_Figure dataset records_
"""
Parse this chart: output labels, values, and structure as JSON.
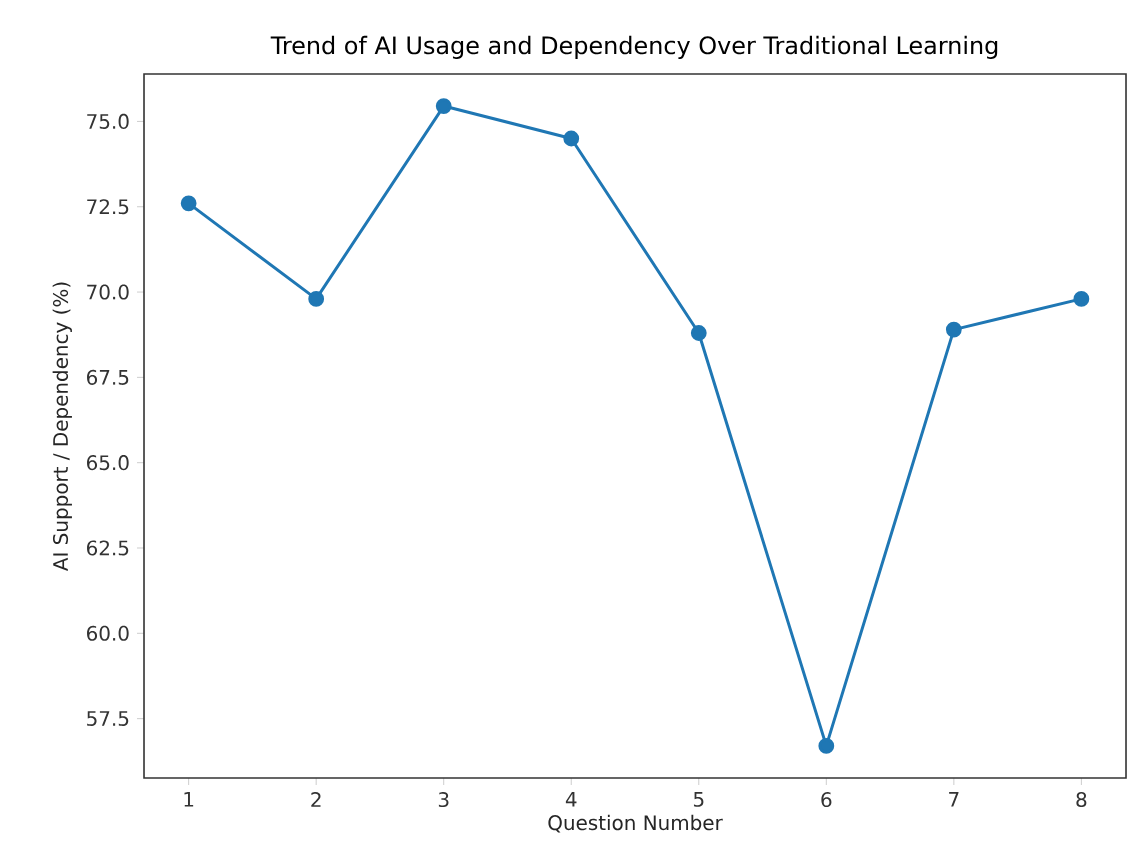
{
  "chart_data": {
    "type": "line",
    "title": "Trend of AI Usage and Dependency Over Traditional Learning",
    "xlabel": "Question Number",
    "ylabel": "AI Support / Dependency (%)",
    "x": [
      1,
      2,
      3,
      4,
      5,
      6,
      7,
      8
    ],
    "values": [
      72.6,
      69.8,
      75.45,
      74.5,
      68.8,
      56.7,
      68.9,
      69.8
    ],
    "color": "#1f77b4",
    "marker": "circle",
    "line_style": "solid",
    "xlim": [
      0.65,
      8.35
    ],
    "ylim": [
      55.76,
      76.39
    ],
    "xticks": [
      1,
      2,
      3,
      4,
      5,
      6,
      7,
      8
    ],
    "yticks": [
      {
        "value": 57.5,
        "label": "57.5"
      },
      {
        "value": 60,
        "label": "60.0"
      },
      {
        "value": 62.5,
        "label": "62.5"
      },
      {
        "value": 65,
        "label": "65.0"
      },
      {
        "value": 67.5,
        "label": "67.5"
      },
      {
        "value": 70,
        "label": "70.0"
      },
      {
        "value": 72.5,
        "label": "72.5"
      },
      {
        "value": 75,
        "label": "75.0"
      }
    ]
  }
}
"""
_PROBLEM DESCRIPTION_
Go through the material and copy out every line with "Dependency" in it.

_SOLUTION TO THE EXERCISE_
    "title": "Trend of AI Usage and Dependency Over Traditional Learning",
    "ylabel": "AI Support / Dependency (%)",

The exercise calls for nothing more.